» **AIM OF THE TASK**: In the records below, find the line containing "Give me the"; give it again exactly, along with every line that follows, and nothing else.

-=-=-

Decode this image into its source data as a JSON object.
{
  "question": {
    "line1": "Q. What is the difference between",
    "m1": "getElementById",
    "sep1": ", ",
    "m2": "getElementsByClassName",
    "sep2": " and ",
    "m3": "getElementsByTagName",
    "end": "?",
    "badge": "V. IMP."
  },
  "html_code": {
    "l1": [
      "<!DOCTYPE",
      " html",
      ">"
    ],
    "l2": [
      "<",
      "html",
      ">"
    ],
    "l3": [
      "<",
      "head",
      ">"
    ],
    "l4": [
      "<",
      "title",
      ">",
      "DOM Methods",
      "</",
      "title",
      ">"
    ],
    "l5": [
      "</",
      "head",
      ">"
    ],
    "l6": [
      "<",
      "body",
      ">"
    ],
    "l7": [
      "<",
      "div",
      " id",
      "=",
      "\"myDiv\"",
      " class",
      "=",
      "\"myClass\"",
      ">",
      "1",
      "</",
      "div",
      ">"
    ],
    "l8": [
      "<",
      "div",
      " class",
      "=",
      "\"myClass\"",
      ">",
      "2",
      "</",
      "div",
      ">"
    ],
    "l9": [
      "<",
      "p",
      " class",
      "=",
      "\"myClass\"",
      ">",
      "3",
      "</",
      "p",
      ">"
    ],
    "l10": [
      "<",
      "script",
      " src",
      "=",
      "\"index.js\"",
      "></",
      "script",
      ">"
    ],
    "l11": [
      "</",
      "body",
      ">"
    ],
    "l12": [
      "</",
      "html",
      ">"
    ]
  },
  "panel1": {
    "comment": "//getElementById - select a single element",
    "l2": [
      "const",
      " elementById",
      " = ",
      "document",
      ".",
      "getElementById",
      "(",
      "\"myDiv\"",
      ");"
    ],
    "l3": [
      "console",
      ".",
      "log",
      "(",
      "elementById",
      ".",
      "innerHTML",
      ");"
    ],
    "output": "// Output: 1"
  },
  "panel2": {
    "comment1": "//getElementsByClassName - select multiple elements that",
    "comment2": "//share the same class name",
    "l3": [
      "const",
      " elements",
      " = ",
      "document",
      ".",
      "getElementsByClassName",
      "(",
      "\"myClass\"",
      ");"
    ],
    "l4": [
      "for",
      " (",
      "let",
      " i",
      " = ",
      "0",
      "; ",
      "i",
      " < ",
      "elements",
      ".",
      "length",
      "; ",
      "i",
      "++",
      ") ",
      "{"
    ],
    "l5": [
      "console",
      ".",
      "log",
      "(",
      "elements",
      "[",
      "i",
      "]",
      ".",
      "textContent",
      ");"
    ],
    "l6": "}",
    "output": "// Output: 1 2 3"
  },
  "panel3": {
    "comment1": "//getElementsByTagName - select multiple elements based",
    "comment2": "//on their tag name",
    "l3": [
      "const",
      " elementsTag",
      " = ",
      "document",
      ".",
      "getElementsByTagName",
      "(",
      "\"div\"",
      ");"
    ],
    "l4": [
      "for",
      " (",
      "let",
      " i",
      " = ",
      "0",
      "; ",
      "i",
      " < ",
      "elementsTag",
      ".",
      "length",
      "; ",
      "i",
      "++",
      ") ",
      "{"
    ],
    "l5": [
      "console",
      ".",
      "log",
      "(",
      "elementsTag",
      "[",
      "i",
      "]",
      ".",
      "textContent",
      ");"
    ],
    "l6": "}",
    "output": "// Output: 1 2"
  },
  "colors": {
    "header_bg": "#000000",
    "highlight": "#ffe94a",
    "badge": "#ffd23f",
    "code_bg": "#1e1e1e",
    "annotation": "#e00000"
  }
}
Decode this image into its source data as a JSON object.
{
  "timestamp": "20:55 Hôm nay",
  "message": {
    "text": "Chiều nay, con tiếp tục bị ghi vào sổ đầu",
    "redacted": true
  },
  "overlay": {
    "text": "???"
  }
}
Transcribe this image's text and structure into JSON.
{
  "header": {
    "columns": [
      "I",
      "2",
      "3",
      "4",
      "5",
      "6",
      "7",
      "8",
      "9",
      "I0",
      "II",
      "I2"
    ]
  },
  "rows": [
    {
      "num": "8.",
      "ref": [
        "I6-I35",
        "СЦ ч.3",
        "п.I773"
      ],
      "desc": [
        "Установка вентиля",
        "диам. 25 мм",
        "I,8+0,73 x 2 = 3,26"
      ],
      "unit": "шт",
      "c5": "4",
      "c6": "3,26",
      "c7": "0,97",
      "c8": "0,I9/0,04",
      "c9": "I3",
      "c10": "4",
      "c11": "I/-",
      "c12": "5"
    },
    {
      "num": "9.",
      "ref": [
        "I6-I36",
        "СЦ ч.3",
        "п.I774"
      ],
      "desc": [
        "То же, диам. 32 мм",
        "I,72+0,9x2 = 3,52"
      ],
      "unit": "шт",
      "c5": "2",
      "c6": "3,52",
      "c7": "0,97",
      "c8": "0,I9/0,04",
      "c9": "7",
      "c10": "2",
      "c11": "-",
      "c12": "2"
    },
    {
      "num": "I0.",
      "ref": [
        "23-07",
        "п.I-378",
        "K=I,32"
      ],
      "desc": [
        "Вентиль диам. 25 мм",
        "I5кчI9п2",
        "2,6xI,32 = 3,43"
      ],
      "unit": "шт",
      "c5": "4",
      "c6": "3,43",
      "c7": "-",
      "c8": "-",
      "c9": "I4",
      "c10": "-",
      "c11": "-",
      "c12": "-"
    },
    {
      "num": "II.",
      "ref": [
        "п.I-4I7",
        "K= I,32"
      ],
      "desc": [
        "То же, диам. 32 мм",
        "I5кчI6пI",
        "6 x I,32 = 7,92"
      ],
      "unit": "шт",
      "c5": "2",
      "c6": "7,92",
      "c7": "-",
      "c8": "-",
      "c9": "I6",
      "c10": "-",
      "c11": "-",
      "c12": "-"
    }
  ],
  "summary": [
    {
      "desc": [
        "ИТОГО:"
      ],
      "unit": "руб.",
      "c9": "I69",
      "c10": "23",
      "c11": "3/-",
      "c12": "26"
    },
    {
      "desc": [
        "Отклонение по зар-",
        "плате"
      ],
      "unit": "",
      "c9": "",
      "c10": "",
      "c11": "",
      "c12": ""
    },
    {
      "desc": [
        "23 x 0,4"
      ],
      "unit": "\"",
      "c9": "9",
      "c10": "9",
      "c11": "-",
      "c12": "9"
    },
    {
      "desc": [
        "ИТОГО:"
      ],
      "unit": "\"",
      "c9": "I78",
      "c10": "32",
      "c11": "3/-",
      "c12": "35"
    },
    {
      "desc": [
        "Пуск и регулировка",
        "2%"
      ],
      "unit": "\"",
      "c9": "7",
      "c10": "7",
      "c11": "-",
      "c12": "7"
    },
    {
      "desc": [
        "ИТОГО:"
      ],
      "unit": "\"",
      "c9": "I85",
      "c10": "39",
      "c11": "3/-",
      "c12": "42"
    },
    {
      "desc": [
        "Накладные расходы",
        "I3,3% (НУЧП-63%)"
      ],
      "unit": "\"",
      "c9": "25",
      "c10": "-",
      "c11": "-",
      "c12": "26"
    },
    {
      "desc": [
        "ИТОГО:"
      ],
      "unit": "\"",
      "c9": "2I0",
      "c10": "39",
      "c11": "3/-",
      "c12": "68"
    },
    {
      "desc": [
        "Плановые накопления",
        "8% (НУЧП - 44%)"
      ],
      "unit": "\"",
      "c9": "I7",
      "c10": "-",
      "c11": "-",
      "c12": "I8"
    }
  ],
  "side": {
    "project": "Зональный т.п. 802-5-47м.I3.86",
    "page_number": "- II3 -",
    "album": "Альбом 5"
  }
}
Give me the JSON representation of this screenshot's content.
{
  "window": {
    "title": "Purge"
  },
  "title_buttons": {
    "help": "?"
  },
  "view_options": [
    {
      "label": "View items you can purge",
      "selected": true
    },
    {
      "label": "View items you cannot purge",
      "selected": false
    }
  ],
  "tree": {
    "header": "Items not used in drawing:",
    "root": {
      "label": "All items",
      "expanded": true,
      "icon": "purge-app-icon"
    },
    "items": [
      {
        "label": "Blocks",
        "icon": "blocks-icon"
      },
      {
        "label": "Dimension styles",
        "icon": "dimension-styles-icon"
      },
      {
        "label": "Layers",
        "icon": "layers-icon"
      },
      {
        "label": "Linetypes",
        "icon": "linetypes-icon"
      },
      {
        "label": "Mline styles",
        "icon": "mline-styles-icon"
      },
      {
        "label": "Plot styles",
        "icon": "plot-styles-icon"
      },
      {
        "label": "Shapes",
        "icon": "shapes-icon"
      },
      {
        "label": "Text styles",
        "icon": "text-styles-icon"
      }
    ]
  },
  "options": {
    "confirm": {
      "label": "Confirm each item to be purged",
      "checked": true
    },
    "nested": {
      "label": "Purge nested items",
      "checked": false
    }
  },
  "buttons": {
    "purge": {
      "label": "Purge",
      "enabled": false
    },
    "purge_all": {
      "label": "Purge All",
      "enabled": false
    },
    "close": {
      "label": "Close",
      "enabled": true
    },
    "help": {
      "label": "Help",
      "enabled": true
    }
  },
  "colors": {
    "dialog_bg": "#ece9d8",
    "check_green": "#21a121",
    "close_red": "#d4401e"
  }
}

-=-=-

» **THE COMPLETED TASK**:
Give me the JSON representation of this screenshot's content.
{
  "window": {
    "title": "Purge"
  },
  "title_buttons": {
    "help": "?"
  },
  "view_options": [
    {
      "label": "View items you can purge",
      "selected": true
    },
    {
      "label": "View items you cannot purge",
      "selected": false
    }
  ],
  "tree": {
    "header": "Items not used in drawing:",
    "root": {
      "label": "All items",
      "expanded": true,
      "icon": "purge-app-icon"
    },
    "items": [
      {
        "label": "Blocks",
        "icon": "blocks-icon"
      },
      {
        "label": "Dimension styles",
        "icon": "dimension-styles-icon"
      },
      {
        "label": "Layers",
        "icon": "layers-icon"
      },
      {
        "label": "Linetypes",
        "icon": "linetypes-icon"
      },
      {
        "label": "Mline styles",
        "icon": "mline-styles-icon"
      },
      {
        "label": "Plot styles",
        "icon": "plot-styles-icon"
      },
      {
        "label": "Shapes",
        "icon": "shapes-icon"
      },
      {
        "label": "Text styles",
        "icon": "text-styles-icon"
      }
    ]
  },
  "options": {
    "confirm": {
      "label": "Confirm each item to be purged",
      "checked": true
    },
    "nested": {
      "label": "Purge nested items",
      "checked": false
    }
  },
  "buttons": {
    "purge": {
      "label": "Purge",
      "enabled": false
    },
    "purge_all": {
      "label": "Purge All",
      "enabled": false
    },
    "close": {
      "label": "Close",
      "enabled": true
    },
    "help": {
      "label": "Help",
      "enabled": true
    }
  },
  "colors": {
    "dialog_bg": "#ece9d8",
    "check_green": "#21a121",
    "close_red": "#d4401e"
  }
}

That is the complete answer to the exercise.